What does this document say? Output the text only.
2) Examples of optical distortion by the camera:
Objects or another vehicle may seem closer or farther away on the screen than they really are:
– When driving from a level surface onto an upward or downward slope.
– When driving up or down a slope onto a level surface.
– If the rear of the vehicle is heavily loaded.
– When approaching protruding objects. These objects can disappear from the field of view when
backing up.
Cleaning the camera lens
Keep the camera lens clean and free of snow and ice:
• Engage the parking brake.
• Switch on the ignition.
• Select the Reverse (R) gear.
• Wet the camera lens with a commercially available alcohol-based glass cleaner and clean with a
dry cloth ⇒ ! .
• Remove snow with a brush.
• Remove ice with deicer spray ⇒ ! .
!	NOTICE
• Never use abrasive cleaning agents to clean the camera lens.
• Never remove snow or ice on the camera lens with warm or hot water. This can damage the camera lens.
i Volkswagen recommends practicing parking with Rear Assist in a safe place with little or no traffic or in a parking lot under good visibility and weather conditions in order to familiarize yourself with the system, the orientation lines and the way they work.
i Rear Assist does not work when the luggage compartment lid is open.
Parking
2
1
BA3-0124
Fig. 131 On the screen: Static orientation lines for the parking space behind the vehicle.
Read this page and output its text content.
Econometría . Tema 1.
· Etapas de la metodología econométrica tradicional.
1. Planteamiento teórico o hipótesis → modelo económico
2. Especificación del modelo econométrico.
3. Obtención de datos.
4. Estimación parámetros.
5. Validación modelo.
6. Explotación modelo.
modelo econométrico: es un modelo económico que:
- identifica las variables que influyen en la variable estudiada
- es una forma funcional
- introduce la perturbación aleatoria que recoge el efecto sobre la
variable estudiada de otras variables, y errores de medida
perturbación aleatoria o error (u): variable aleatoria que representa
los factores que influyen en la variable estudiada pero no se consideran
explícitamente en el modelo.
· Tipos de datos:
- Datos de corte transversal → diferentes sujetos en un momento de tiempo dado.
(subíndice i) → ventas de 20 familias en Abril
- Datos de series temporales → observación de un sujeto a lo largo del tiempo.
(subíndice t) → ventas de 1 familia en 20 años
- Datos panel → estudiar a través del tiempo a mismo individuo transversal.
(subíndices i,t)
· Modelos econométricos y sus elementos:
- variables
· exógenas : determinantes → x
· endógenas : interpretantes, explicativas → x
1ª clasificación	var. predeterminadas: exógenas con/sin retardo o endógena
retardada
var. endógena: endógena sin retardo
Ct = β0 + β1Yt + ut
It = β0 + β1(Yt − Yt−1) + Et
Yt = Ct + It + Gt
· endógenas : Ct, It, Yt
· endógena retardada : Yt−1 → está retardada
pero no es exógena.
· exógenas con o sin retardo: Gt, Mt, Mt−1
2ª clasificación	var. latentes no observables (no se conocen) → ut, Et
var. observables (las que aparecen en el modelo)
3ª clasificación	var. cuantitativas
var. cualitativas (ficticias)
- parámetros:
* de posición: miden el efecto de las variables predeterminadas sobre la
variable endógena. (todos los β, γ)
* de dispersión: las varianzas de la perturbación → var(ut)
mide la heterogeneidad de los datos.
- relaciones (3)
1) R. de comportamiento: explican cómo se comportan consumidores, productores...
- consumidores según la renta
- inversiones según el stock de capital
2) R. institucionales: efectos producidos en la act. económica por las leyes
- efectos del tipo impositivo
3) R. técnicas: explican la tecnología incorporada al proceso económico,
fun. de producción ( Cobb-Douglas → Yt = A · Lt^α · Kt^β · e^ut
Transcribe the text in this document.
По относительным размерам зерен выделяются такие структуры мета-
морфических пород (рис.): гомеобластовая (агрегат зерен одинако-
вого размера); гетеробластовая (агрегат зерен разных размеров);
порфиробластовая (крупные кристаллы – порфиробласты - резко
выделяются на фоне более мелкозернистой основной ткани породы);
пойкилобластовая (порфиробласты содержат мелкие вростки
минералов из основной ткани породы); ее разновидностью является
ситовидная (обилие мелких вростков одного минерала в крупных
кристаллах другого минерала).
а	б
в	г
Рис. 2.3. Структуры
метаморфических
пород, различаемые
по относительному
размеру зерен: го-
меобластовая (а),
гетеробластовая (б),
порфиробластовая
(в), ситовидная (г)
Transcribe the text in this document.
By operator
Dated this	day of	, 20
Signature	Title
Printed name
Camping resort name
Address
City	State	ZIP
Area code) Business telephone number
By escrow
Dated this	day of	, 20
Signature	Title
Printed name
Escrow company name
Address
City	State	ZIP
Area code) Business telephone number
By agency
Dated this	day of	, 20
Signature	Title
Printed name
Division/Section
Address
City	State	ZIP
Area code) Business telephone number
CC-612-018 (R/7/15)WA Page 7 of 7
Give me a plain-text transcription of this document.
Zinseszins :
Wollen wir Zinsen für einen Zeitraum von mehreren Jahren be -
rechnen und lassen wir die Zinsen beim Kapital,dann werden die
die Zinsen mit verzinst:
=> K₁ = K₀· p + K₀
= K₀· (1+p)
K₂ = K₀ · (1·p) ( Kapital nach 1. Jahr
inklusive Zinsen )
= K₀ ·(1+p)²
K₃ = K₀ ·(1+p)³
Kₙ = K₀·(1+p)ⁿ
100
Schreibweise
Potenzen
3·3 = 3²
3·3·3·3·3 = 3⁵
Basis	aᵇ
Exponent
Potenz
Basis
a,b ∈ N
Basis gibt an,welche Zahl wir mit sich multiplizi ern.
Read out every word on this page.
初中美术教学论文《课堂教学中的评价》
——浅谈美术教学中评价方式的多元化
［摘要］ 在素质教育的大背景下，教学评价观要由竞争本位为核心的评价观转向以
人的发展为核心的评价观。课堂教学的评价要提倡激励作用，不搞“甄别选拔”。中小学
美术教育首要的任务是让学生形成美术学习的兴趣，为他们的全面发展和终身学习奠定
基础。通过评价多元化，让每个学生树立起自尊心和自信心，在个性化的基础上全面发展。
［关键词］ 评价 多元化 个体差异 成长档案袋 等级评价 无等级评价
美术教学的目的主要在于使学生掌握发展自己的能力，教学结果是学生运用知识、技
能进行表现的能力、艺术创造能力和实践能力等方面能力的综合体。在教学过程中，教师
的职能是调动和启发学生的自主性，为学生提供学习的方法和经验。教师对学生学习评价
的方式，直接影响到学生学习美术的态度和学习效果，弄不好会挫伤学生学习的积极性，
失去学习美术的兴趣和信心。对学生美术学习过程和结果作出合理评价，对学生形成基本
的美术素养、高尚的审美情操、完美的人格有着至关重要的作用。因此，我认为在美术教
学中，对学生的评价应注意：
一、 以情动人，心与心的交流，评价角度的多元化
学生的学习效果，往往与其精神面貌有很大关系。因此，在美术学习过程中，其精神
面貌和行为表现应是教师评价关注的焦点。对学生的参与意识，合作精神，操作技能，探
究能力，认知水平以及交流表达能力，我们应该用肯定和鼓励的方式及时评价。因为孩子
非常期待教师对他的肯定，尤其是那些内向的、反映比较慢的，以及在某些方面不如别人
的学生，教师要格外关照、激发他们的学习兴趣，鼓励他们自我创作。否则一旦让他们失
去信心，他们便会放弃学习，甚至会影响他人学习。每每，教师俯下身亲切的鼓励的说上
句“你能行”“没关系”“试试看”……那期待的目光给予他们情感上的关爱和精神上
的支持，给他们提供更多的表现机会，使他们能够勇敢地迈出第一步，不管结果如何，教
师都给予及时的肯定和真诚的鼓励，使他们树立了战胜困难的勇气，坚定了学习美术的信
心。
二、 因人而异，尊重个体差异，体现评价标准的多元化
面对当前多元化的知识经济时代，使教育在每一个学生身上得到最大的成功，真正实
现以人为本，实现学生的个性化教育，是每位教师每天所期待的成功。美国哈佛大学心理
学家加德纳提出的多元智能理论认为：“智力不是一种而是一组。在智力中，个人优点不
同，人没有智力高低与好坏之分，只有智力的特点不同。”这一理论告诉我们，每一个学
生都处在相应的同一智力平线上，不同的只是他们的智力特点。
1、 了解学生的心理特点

===============

* **Exercise brief**: Return each line in the records that holds the string "clasificación".

* **Answer to the task**:
1ª clasificación	var. predeterminadas: exógenas con/sin retardo o endógena
2ª clasificación	var. latentes no observables (no se conocen) → ut, Et
3ª clasificación	var. cuantitativas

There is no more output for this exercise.